>> Start Material for this task

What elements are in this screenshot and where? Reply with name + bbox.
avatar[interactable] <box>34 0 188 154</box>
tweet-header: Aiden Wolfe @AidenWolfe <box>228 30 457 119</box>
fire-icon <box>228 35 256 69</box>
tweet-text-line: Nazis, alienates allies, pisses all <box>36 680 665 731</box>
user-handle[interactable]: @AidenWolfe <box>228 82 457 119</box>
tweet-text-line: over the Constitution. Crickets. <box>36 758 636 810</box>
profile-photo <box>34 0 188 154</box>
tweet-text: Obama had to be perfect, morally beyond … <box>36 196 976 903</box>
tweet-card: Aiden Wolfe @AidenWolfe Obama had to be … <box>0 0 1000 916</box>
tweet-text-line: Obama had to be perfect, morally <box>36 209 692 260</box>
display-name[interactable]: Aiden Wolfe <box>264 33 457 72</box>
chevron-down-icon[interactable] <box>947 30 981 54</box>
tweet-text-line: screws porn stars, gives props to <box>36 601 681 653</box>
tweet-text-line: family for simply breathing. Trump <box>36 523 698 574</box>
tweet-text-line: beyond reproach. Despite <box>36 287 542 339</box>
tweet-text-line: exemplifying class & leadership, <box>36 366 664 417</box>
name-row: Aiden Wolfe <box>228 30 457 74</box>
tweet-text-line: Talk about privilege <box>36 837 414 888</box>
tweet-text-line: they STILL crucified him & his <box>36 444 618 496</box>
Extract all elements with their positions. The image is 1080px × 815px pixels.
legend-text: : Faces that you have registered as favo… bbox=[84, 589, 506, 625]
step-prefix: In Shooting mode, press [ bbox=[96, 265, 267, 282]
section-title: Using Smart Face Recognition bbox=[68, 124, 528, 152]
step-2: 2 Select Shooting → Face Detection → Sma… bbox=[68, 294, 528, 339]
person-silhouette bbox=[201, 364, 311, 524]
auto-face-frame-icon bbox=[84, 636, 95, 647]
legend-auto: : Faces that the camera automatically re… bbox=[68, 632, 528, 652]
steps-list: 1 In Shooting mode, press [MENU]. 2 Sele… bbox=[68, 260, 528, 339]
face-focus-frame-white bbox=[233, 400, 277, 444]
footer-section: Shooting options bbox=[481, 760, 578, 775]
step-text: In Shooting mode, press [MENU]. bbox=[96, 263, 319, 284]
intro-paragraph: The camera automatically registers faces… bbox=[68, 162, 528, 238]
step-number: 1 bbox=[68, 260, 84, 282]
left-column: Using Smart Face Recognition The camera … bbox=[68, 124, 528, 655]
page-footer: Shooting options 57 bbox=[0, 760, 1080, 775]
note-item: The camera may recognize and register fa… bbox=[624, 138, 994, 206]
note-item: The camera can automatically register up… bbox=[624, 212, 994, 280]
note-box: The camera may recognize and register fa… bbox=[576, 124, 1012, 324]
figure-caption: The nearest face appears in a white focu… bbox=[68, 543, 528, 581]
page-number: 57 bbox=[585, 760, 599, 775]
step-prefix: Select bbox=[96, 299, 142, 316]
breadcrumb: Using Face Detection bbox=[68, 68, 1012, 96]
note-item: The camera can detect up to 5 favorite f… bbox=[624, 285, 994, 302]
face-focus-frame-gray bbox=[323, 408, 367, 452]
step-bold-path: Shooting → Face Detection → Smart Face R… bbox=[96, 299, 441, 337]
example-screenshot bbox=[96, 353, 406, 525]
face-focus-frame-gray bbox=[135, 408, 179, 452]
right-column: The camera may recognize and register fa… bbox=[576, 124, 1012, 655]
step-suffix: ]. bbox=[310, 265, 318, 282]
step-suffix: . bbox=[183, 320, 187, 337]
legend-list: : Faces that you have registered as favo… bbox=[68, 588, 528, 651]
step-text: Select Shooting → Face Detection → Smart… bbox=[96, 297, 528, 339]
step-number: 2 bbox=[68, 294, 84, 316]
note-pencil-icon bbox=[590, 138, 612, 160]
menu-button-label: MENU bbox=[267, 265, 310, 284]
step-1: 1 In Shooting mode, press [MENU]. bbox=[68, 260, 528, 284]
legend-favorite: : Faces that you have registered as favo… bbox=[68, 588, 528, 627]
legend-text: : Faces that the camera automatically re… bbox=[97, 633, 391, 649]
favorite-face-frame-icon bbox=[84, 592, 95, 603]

>> End Material for this task

• Exercise:
Copy the whole listing above line for line, changing nothing.

• Full answer:
What elements are in this screenshot and where? Reply with name + bbox.
avatar[interactable] <box>34 0 188 154</box>
tweet-header: Aiden Wolfe @AidenWolfe <box>228 30 457 119</box>
fire-icon <box>228 35 256 69</box>
tweet-text-line: Nazis, alienates allies, pisses all <box>36 680 665 731</box>
user-handle[interactable]: @AidenWolfe <box>228 82 457 119</box>
tweet-text-line: over the Constitution. Crickets. <box>36 758 636 810</box>
profile-photo <box>34 0 188 154</box>
tweet-text: Obama had to be perfect, morally beyond … <box>36 196 976 903</box>
tweet-card: Aiden Wolfe @AidenWolfe Obama had to be … <box>0 0 1000 916</box>
tweet-text-line: Obama had to be perfect, morally <box>36 209 692 260</box>
display-name[interactable]: Aiden Wolfe <box>264 33 457 72</box>
chevron-down-icon[interactable] <box>947 30 981 54</box>
tweet-text-line: screws porn stars, gives props to <box>36 601 681 653</box>
tweet-text-line: family for simply breathing. Trump <box>36 523 698 574</box>
tweet-text-line: beyond reproach. Despite <box>36 287 542 339</box>
tweet-text-line: exemplifying class & leadership, <box>36 366 664 417</box>
name-row: Aiden Wolfe <box>228 30 457 74</box>
tweet-text-line: Talk about privilege <box>36 837 414 888</box>
tweet-text-line: they STILL crucified him & his <box>36 444 618 496</box>
Extract all elements with their positions. The image is 1080px × 815px pixels.
legend-text: : Faces that you have registered as favo… bbox=[84, 589, 506, 625]
step-prefix: In Shooting mode, press [ bbox=[96, 265, 267, 282]
section-title: Using Smart Face Recognition bbox=[68, 124, 528, 152]
step-2: 2 Select Shooting → Face Detection → Sma… bbox=[68, 294, 528, 339]
person-silhouette bbox=[201, 364, 311, 524]
auto-face-frame-icon bbox=[84, 636, 95, 647]
legend-auto: : Faces that the camera automatically re… bbox=[68, 632, 528, 652]
steps-list: 1 In Shooting mode, press [MENU]. 2 Sele… bbox=[68, 260, 528, 339]
face-focus-frame-white bbox=[233, 400, 277, 444]
footer-section: Shooting options bbox=[481, 760, 578, 775]
step-text: In Shooting mode, press [MENU]. bbox=[96, 263, 319, 284]
intro-paragraph: The camera automatically registers faces… bbox=[68, 162, 528, 238]
step-number: 1 bbox=[68, 260, 84, 282]
left-column: Using Smart Face Recognition The camera … bbox=[68, 124, 528, 655]
page-footer: Shooting options 57 bbox=[0, 760, 1080, 775]
note-item: The camera may recognize and register fa… bbox=[624, 138, 994, 206]
note-item: The camera can automatically register up… bbox=[624, 212, 994, 280]
note-box: The camera may recognize and register fa… bbox=[576, 124, 1012, 324]
figure-caption: The nearest face appears in a white focu… bbox=[68, 543, 528, 581]
page-number: 57 bbox=[585, 760, 599, 775]
step-prefix: Select bbox=[96, 299, 142, 316]
breadcrumb: Using Face Detection bbox=[68, 68, 1012, 96]
note-item: The camera can detect up to 5 favorite f… bbox=[624, 285, 994, 302]
face-focus-frame-gray bbox=[323, 408, 367, 452]
step-bold-path: Shooting → Face Detection → Smart Face R… bbox=[96, 299, 441, 337]
example-screenshot bbox=[96, 353, 406, 525]
face-focus-frame-gray bbox=[135, 408, 179, 452]
right-column: The camera may recognize and register fa… bbox=[576, 124, 1012, 655]
step-suffix: ]. bbox=[310, 265, 318, 282]
step-suffix: . bbox=[183, 320, 187, 337]
legend-list: : Faces that you have registered as favo… bbox=[68, 588, 528, 651]
step-text: Select Shooting → Face Detection → Smart… bbox=[96, 297, 528, 339]
step-number: 2 bbox=[68, 294, 84, 316]
note-pencil-icon bbox=[590, 138, 612, 160]
menu-button-label: MENU bbox=[267, 265, 310, 284]
step-1: 1 In Shooting mode, press [MENU]. bbox=[68, 260, 528, 284]
legend-favorite: : Faces that you have registered as favo… bbox=[68, 588, 528, 627]
legend-text: : Faces that the camera automatically re… bbox=[97, 633, 391, 649]
favorite-face-frame-icon bbox=[84, 592, 95, 603]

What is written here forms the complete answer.